In full and without deviation, write out the entries that follow.

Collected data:
---
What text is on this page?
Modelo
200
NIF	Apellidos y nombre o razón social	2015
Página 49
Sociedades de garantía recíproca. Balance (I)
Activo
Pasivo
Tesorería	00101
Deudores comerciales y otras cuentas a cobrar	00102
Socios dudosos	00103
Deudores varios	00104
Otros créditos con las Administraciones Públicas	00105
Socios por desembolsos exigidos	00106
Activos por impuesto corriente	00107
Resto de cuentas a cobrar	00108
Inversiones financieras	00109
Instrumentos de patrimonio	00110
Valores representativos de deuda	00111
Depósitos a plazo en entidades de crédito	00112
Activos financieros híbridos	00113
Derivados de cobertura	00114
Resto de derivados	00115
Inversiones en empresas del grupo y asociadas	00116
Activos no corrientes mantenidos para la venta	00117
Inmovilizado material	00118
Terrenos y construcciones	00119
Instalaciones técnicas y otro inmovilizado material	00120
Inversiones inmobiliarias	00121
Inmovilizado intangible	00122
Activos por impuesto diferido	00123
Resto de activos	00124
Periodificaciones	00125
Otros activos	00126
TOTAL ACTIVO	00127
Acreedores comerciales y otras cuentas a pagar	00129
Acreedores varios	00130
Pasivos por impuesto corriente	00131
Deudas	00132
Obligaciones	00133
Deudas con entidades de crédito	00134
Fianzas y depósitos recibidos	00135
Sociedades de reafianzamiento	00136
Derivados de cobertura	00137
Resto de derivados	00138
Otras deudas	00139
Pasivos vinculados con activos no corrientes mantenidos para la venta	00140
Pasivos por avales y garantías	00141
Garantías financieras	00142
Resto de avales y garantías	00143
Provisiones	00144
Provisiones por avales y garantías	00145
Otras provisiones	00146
---
→ **Answer below**:
What text is on this page?
Modelo
200
NIF	Apellidos y nombre o razón social	2015
Página 49
Sociedades de garantía recíproca. Balance (I)
Activo
Pasivo
Tesorería	00101
Deudores comerciales y otras cuentas a cobrar	00102
Socios dudosos	00103
Deudores varios	00104
Otros créditos con las Administraciones Públicas	00105
Socios por desembolsos exigidos	00106
Activos por impuesto corriente	00107
Resto de cuentas a cobrar	00108
Inversiones financieras	00109
Instrumentos de patrimonio	00110
Valores representativos de deuda	00111
Depósitos a plazo en entidades de crédito	00112
Activos financieros híbridos	00113
Derivados de cobertura	00114
Resto de derivados	00115
Inversiones en empresas del grupo y asociadas	00116
Activos no corrientes mantenidos para la venta	00117
Inmovilizado material	00118
Terrenos y construcciones	00119
Instalaciones técnicas y otro inmovilizado material	00120
Inversiones inmobiliarias	00121
Inmovilizado intangible	00122
Activos por impuesto diferido	00123
Resto de activos	00124
Periodificaciones	00125
Otros activos	00126
TOTAL ACTIVO	00127
Acreedores comerciales y otras cuentas a pagar	00129
Acreedores varios	00130
Pasivos por impuesto corriente	00131
Deudas	00132
Obligaciones	00133
Deudas con entidades de crédito	00134
Fianzas y depósitos recibidos	00135
Sociedades de reafianzamiento	00136
Derivados de cobertura	00137
Resto de derivados	00138
Otras deudas	00139
Pasivos vinculados con activos no corrientes mantenidos para la venta	00140
Pasivos por avales y garantías	00141
Garantías financieras	00142
Resto de avales y garantías	00143
Provisiones	00144
Provisiones por avales y garantías	00145
Otras provisiones	00146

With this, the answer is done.